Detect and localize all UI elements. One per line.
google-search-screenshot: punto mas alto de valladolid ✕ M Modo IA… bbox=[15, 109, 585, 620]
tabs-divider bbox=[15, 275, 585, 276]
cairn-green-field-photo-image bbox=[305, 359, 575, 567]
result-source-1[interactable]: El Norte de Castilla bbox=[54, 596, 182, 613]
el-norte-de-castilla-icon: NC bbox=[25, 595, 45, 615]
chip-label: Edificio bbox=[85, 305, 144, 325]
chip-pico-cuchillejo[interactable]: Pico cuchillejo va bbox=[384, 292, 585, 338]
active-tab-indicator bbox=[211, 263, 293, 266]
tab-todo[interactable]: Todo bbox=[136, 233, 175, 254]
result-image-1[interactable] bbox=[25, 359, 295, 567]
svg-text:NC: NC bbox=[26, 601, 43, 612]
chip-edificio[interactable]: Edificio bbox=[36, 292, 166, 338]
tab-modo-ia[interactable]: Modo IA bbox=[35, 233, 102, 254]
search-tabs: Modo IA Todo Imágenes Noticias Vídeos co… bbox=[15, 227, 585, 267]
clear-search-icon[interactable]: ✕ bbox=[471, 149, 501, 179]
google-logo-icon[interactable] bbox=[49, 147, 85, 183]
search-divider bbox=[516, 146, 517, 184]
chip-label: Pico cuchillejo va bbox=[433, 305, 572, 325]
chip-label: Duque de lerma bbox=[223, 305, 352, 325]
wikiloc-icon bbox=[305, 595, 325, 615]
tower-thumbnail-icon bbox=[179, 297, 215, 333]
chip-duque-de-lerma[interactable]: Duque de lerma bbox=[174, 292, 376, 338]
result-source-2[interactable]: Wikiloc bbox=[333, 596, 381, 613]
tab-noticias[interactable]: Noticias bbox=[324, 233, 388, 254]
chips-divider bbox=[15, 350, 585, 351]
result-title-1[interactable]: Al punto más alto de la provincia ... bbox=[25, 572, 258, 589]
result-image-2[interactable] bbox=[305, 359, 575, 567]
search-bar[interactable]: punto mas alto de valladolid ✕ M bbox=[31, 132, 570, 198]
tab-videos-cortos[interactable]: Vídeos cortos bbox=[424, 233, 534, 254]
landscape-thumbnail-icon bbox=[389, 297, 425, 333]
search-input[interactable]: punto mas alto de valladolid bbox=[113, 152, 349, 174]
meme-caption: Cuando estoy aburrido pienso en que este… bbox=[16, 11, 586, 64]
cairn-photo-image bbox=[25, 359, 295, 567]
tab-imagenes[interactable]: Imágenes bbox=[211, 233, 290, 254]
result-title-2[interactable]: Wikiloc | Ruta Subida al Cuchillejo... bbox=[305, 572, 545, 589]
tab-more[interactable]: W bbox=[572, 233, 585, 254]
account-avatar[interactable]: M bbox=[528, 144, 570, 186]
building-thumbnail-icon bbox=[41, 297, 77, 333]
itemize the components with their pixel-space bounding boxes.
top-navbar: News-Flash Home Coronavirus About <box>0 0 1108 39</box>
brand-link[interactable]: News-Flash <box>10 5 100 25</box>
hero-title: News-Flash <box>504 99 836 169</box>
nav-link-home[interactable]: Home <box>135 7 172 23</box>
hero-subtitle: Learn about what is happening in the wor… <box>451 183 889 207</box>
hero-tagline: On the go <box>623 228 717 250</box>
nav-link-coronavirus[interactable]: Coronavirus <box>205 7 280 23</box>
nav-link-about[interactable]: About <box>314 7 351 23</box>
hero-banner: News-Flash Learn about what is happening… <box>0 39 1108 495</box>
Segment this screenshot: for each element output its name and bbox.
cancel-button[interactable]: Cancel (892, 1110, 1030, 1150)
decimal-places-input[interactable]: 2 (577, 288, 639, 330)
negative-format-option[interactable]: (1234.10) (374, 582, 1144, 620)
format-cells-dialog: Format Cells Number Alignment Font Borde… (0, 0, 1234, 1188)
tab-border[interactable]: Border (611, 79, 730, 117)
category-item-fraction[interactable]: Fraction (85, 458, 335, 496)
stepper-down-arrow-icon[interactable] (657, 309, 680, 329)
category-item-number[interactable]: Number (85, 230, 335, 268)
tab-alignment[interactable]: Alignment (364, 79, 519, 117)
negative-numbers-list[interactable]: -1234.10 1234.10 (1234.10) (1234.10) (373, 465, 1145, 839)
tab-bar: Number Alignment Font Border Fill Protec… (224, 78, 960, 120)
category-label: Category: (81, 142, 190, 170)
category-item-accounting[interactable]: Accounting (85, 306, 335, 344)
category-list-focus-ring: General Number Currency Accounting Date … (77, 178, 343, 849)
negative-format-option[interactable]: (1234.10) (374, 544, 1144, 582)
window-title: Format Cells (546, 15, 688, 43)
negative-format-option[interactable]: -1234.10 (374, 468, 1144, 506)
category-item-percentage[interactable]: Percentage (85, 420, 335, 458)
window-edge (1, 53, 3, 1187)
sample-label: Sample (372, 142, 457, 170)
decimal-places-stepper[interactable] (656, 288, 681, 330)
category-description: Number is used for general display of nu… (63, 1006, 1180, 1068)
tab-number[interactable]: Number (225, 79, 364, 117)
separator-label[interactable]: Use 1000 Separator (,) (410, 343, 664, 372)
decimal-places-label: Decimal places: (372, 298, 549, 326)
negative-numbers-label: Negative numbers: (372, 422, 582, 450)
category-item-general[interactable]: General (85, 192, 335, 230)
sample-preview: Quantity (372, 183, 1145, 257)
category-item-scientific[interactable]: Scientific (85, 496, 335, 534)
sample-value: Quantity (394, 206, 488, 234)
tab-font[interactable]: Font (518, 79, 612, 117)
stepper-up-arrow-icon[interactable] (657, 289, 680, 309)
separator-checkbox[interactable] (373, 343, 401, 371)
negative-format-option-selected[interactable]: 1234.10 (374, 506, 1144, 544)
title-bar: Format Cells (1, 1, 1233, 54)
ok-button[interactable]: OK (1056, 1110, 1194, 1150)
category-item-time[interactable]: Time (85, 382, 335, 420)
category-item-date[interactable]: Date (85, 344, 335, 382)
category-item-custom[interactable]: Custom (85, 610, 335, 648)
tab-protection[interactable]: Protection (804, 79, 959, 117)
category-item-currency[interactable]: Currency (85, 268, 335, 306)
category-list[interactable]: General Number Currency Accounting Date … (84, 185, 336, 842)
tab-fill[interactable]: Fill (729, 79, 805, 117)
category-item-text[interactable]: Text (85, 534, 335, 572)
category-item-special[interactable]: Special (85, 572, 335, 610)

◆ Work item
In the records above, find every line with the word "option" and copy it.

◆ Response below
negative-format-option[interactable]: (1234.10) (374, 582, 1144, 620)
negative-format-option[interactable]: (1234.10) (374, 544, 1144, 582)
negative-format-option[interactable]: -1234.10 (374, 468, 1144, 506)
negative-format-option-selected[interactable]: 1234.10 (374, 506, 1144, 544)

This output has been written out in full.